(EXERCISE) Reproduce the lines of the material exactly, excluding every image.

(GIVEN DATA)
◇ ◇ ◇ ◇ ◇
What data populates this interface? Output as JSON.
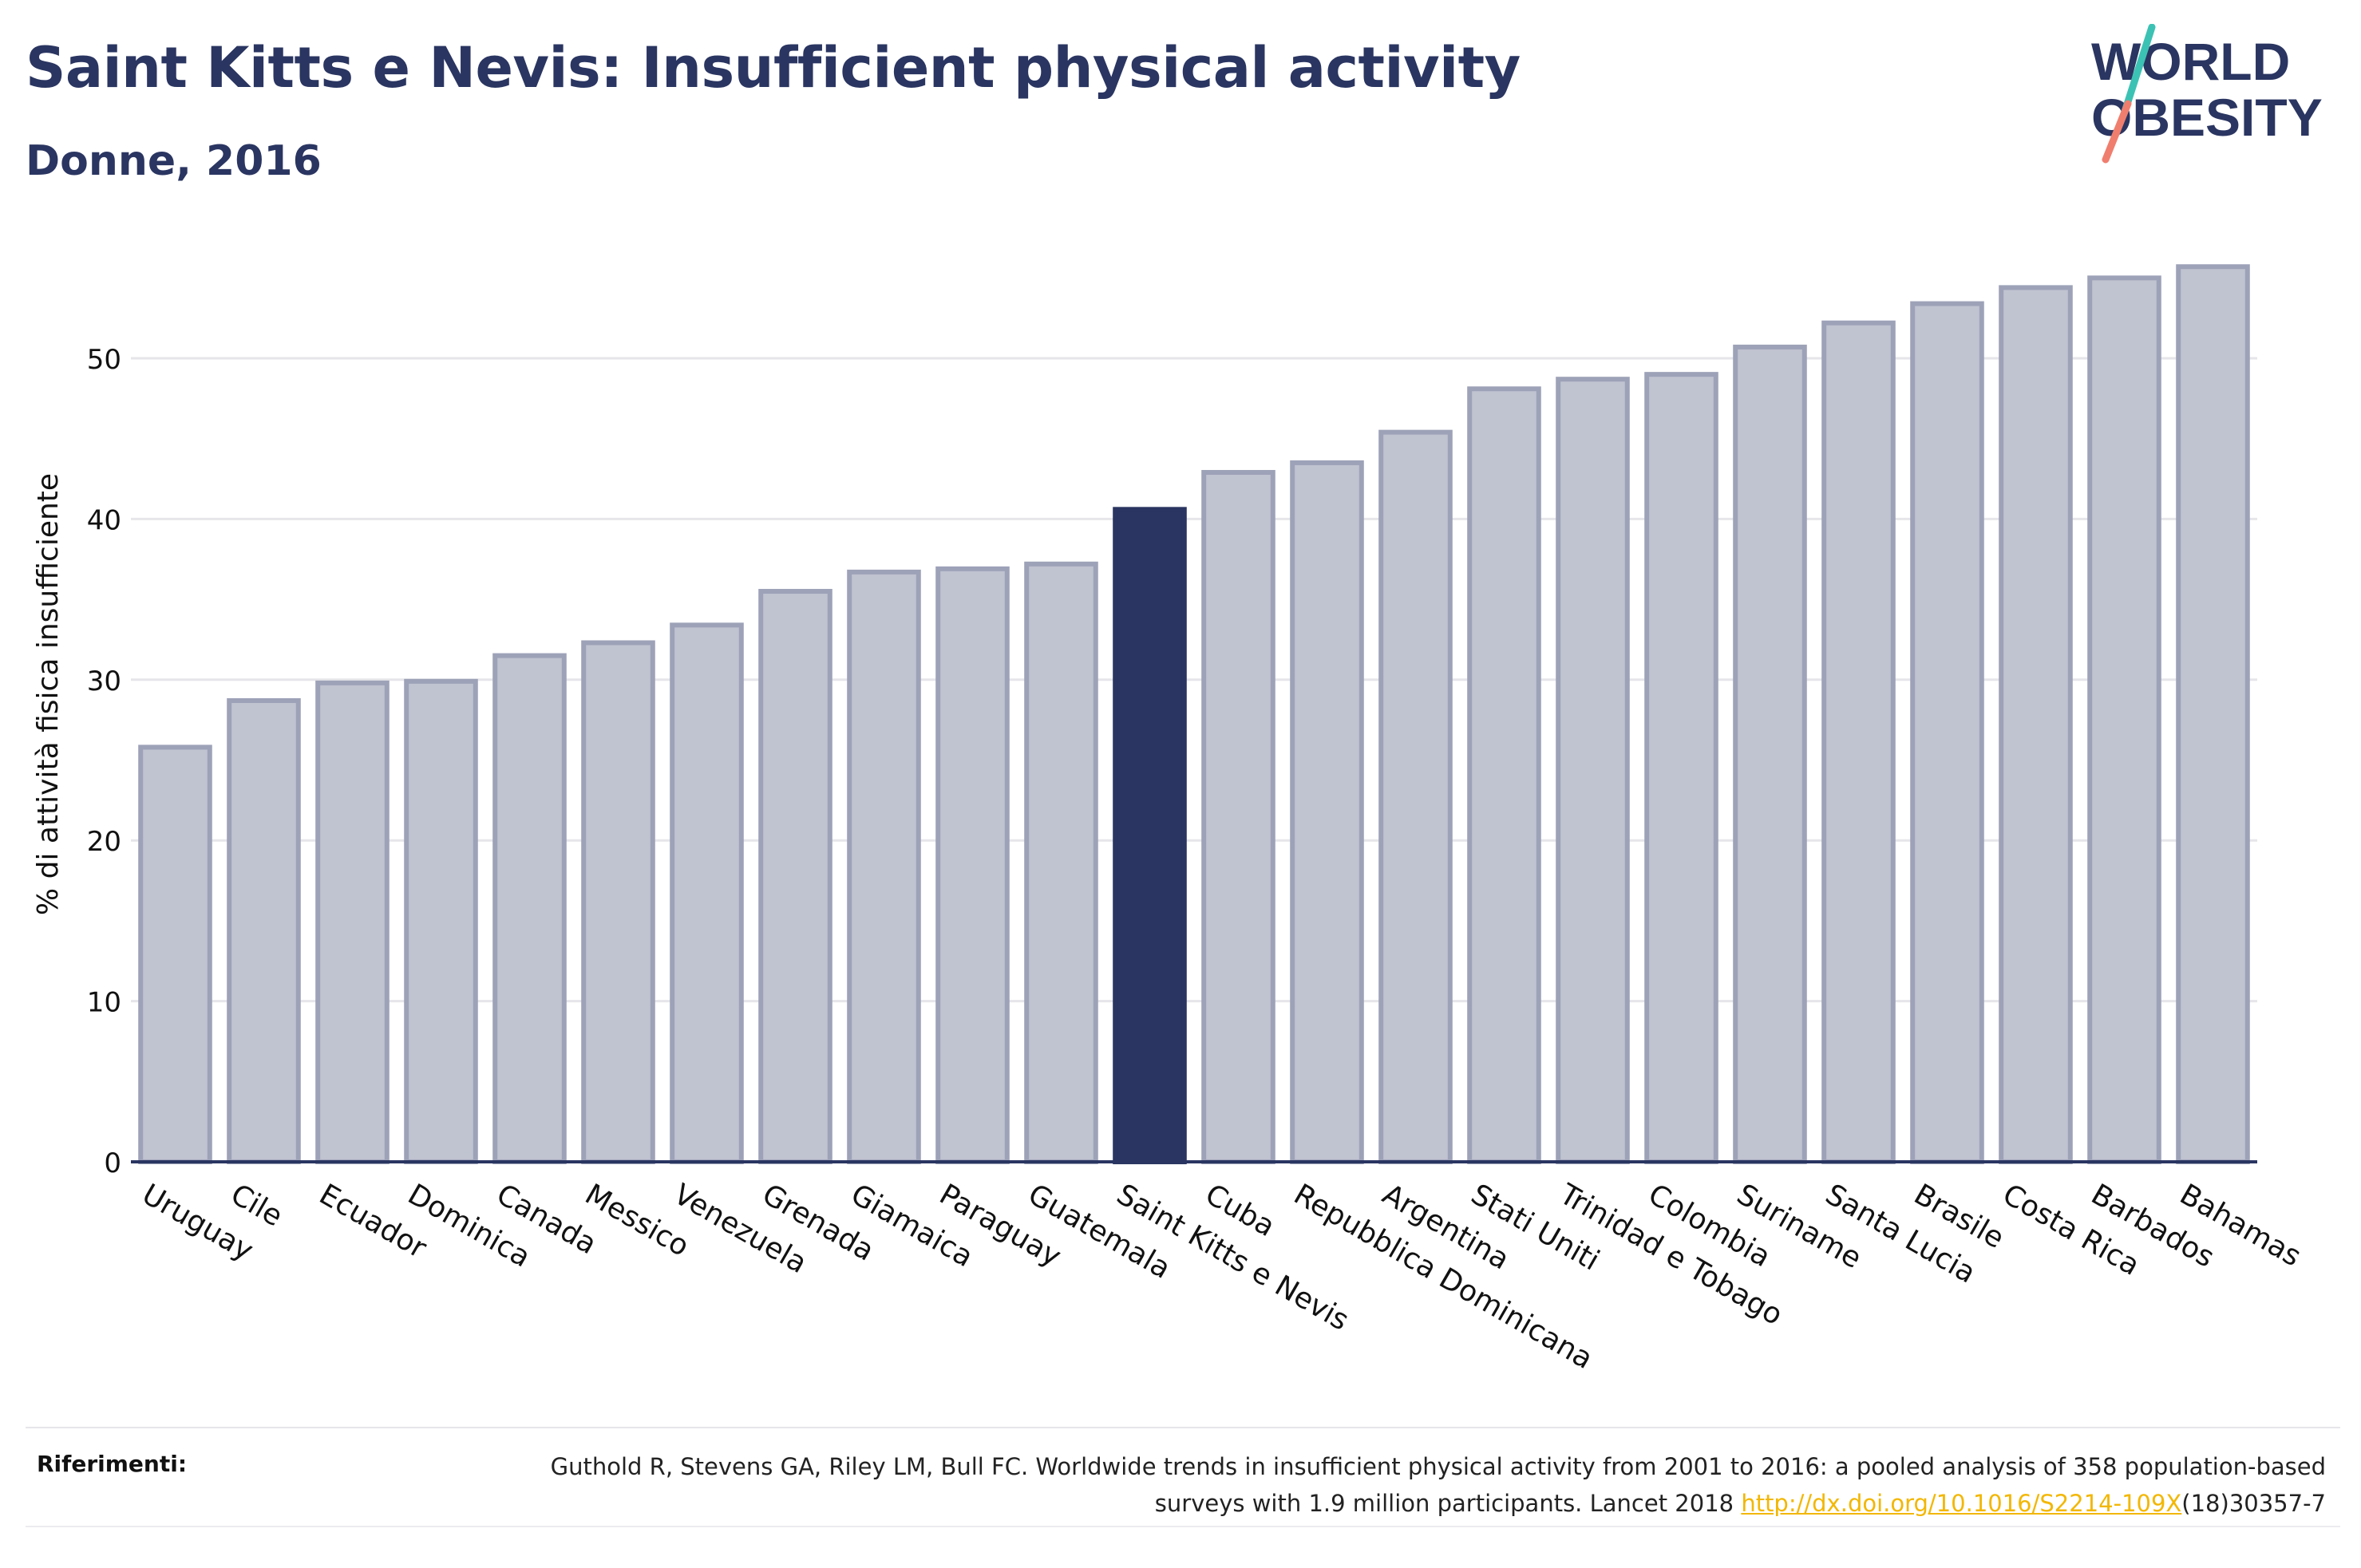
{
  "header": {
    "title": "Saint Kitts e Nevis: Insufficient physical activity",
    "subtitle": "Donne, 2016"
  },
  "logo": {
    "line1": "WORLD",
    "line2": "OBESITY",
    "colors": {
      "text": "#2a3561",
      "accent_teal": "#3cc2b4",
      "accent_coral": "#f07e6e"
    }
  },
  "chart_data": {
    "type": "bar",
    "ylabel": "% di attività fisica insufficiente",
    "xlabel": "",
    "ylim": [
      0,
      57
    ],
    "yticks": [
      0,
      10,
      20,
      30,
      40,
      50
    ],
    "grid": true,
    "highlight": "Saint Kitts e Nevis",
    "colors": {
      "bar": "#c0c3d0",
      "bar_edge": "#9da2b8",
      "highlight": "#2a3561",
      "grid": "#e6e6ea",
      "axis": "#2a3561"
    },
    "categories": [
      "Uruguay",
      "Cile",
      "Ecuador",
      "Dominica",
      "Canada",
      "Messico",
      "Venezuela",
      "Grenada",
      "Giamaica",
      "Paraguay",
      "Guatemala",
      "Saint Kitts e Nevis",
      "Cuba",
      "Repubblica Dominicana",
      "Argentina",
      "Stati Uniti",
      "Trinidad e Tobago",
      "Colombia",
      "Suriname",
      "Santa Lucia",
      "Brasile",
      "Costa Rica",
      "Barbados",
      "Bahamas"
    ],
    "values": [
      25.8,
      28.7,
      29.8,
      29.9,
      31.5,
      32.3,
      33.4,
      35.5,
      36.7,
      36.9,
      37.2,
      40.6,
      42.9,
      43.5,
      45.4,
      48.1,
      48.7,
      49.0,
      50.7,
      52.2,
      53.4,
      54.4,
      55.0,
      55.7
    ]
  },
  "references": {
    "label": "Riferimenti:",
    "text_part1": "Guthold R, Stevens GA, Riley LM, Bull FC. Worldwide trends in insufficient physical activity from 2001 to 2016: a pooled analysis of 358 population-based surveys with 1.9 million participants. Lancet 2018 ",
    "link": "http://dx.doi.org/10.1016/S2214-109X",
    "text_part2": "(18)30357-7"
  }
}
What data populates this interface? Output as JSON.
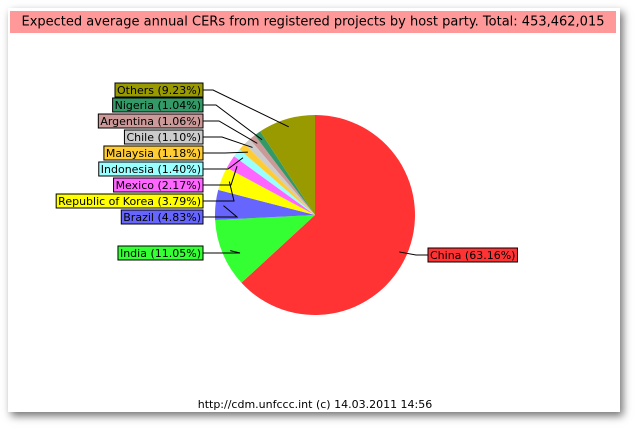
{
  "chart_data": {
    "type": "pie",
    "title": "Expected average annual CERs from registered projects by host party. Total: 453,462,015",
    "footer": "http://cdm.unfccc.int (c) 14.03.2011 14:56",
    "values": [
      63.16,
      11.05,
      4.83,
      3.79,
      2.17,
      1.4,
      1.18,
      1.1,
      1.06,
      1.04,
      9.23
    ],
    "value_labels": [
      "China (63.16%)",
      "India (11.05%)",
      "Brazil (4.83%)",
      "Republic of Korea (3.79%)",
      "Mexico (2.17%)",
      "Indonesia (1.40%)",
      "Malaysia (1.18%)",
      "Chile (1.10%)",
      "Argentina (1.06%)",
      "Nigeria (1.04%)",
      "Others (9.23%)"
    ],
    "colors": [
      "#ff3333",
      "#33ff33",
      "#6666ff",
      "#ffff00",
      "#ff66ff",
      "#99ffff",
      "#ffcc33",
      "#cccccc",
      "#cc9999",
      "#339966",
      "#999900"
    ],
    "start_angle": 90,
    "direction": "clockwise"
  }
}
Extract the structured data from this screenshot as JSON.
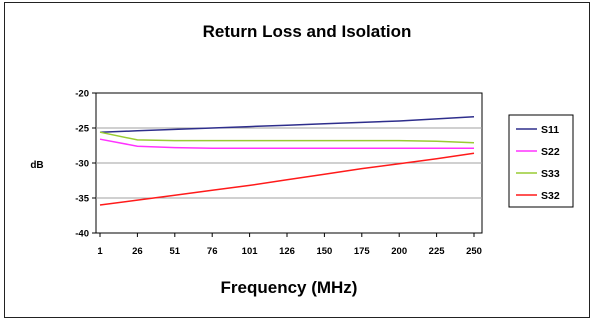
{
  "chart_data": {
    "type": "line",
    "title": "Return Loss and Isolation",
    "xlabel": "Frequency (MHz)",
    "ylabel": "dB",
    "x_ticks": [
      "1",
      "26",
      "51",
      "76",
      "101",
      "126",
      "150",
      "175",
      "200",
      "225",
      "250"
    ],
    "ylim": [
      -40,
      -20
    ],
    "y_ticks": [
      -20,
      -25,
      -30,
      -35,
      -40
    ],
    "grid": true,
    "legend_position": "right",
    "x": [
      1,
      26,
      51,
      76,
      101,
      126,
      150,
      175,
      200,
      225,
      250
    ],
    "series": [
      {
        "name": "S11",
        "color": "#2e2e8c",
        "values": [
          -25.6,
          -25.4,
          -25.2,
          -25.0,
          -24.8,
          -24.6,
          -24.4,
          -24.2,
          -24.0,
          -23.7,
          -23.4
        ]
      },
      {
        "name": "S22",
        "color": "#ff33ff",
        "values": [
          -26.6,
          -27.6,
          -27.8,
          -27.9,
          -27.9,
          -27.9,
          -27.9,
          -27.9,
          -27.9,
          -27.9,
          -27.9
        ]
      },
      {
        "name": "S33",
        "color": "#99cc33",
        "values": [
          -25.6,
          -26.7,
          -26.8,
          -26.8,
          -26.8,
          -26.8,
          -26.8,
          -26.8,
          -26.8,
          -26.9,
          -27.1
        ]
      },
      {
        "name": "S32",
        "color": "#ff1a1a",
        "values": [
          -36.0,
          -35.3,
          -34.6,
          -33.9,
          -33.2,
          -32.4,
          -31.6,
          -30.8,
          -30.1,
          -29.4,
          -28.6
        ]
      }
    ]
  }
}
◇ ◇ ◇ ◇ ◇
(OUTPUT)
What data populates this interface? Output as JSON.
{
  "header": {
    "title": "Saint Kitts e Nevis: Insufficient physical activity",
    "subtitle": "Donne, 2016"
  },
  "logo": {
    "line1": "WORLD",
    "line2": "OBESITY",
    "colors": {
      "text": "#2a3561",
      "accent_teal": "#3cc2b4",
      "accent_coral": "#f07e6e"
    }
  },
  "chart_data": {
    "type": "bar",
    "ylabel": "% di attività fisica insufficiente",
    "xlabel": "",
    "ylim": [
      0,
      57
    ],
    "yticks": [
      0,
      10,
      20,
      30,
      40,
      50
    ],
    "grid": true,
    "highlight": "Saint Kitts e Nevis",
    "colors": {
      "bar": "#c0c3d0",
      "bar_edge": "#9da2b8",
      "highlight": "#2a3561",
      "grid": "#e6e6ea",
      "axis": "#2a3561"
    },
    "categories": [
      "Uruguay",
      "Cile",
      "Ecuador",
      "Dominica",
      "Canada",
      "Messico",
      "Venezuela",
      "Grenada",
      "Giamaica",
      "Paraguay",
      "Guatemala",
      "Saint Kitts e Nevis",
      "Cuba",
      "Repubblica Dominicana",
      "Argentina",
      "Stati Uniti",
      "Trinidad e Tobago",
      "Colombia",
      "Suriname",
      "Santa Lucia",
      "Brasile",
      "Costa Rica",
      "Barbados",
      "Bahamas"
    ],
    "values": [
      25.8,
      28.7,
      29.8,
      29.9,
      31.5,
      32.3,
      33.4,
      35.5,
      36.7,
      36.9,
      37.2,
      40.6,
      42.9,
      43.5,
      45.4,
      48.1,
      48.7,
      49.0,
      50.7,
      52.2,
      53.4,
      54.4,
      55.0,
      55.7
    ]
  },
  "references": {
    "label": "Riferimenti:",
    "text_part1": "Guthold R, Stevens GA, Riley LM, Bull FC. Worldwide trends in insufficient physical activity from 2001 to 2016: a pooled analysis of 358 population-based surveys with 1.9 million participants. Lancet 2018 ",
    "link": "http://dx.doi.org/10.1016/S2214-109X",
    "text_part2": "(18)30357-7"
  }
}
What data populates this interface? Output as JSON.
{
  "chart_data": {
    "type": "pie",
    "title": "Expected average annual CERs from registered projects by host party. Total: 453,462,015",
    "footer": "http://cdm.unfccc.int (c) 14.03.2011 14:56",
    "values": [
      63.16,
      11.05,
      4.83,
      3.79,
      2.17,
      1.4,
      1.18,
      1.1,
      1.06,
      1.04,
      9.23
    ],
    "value_labels": [
      "China (63.16%)",
      "India (11.05%)",
      "Brazil (4.83%)",
      "Republic of Korea (3.79%)",
      "Mexico (2.17%)",
      "Indonesia (1.40%)",
      "Malaysia (1.18%)",
      "Chile (1.10%)",
      "Argentina (1.06%)",
      "Nigeria (1.04%)",
      "Others (9.23%)"
    ],
    "colors": [
      "#ff3333",
      "#33ff33",
      "#6666ff",
      "#ffff00",
      "#ff66ff",
      "#99ffff",
      "#ffcc33",
      "#cccccc",
      "#cc9999",
      "#339966",
      "#999900"
    ],
    "start_angle": 90,
    "direction": "clockwise"
  }
}
Extract the structured data from this screenshot as JSON.
{
  "chart_data": {
    "type": "line",
    "title": "Return Loss and Isolation",
    "xlabel": "Frequency (MHz)",
    "ylabel": "dB",
    "x_ticks": [
      "1",
      "26",
      "51",
      "76",
      "101",
      "126",
      "150",
      "175",
      "200",
      "225",
      "250"
    ],
    "ylim": [
      -40,
      -20
    ],
    "y_ticks": [
      -20,
      -25,
      -30,
      -35,
      -40
    ],
    "grid": true,
    "legend_position": "right",
    "x": [
      1,
      26,
      51,
      76,
      101,
      126,
      150,
      175,
      200,
      225,
      250
    ],
    "series": [
      {
        "name": "S11",
        "color": "#2e2e8c",
        "values": [
          -25.6,
          -25.4,
          -25.2,
          -25.0,
          -24.8,
          -24.6,
          -24.4,
          -24.2,
          -24.0,
          -23.7,
          -23.4
        ]
      },
      {
        "name": "S22",
        "color": "#ff33ff",
        "values": [
          -26.6,
          -27.6,
          -27.8,
          -27.9,
          -27.9,
          -27.9,
          -27.9,
          -27.9,
          -27.9,
          -27.9,
          -27.9
        ]
      },
      {
        "name": "S33",
        "color": "#99cc33",
        "values": [
          -25.6,
          -26.7,
          -26.8,
          -26.8,
          -26.8,
          -26.8,
          -26.8,
          -26.8,
          -26.8,
          -26.9,
          -27.1
        ]
      },
      {
        "name": "S32",
        "color": "#ff1a1a",
        "values": [
          -36.0,
          -35.3,
          -34.6,
          -33.9,
          -33.2,
          -32.4,
          -31.6,
          -30.8,
          -30.1,
          -29.4,
          -28.6
        ]
      }
    ]
  }
}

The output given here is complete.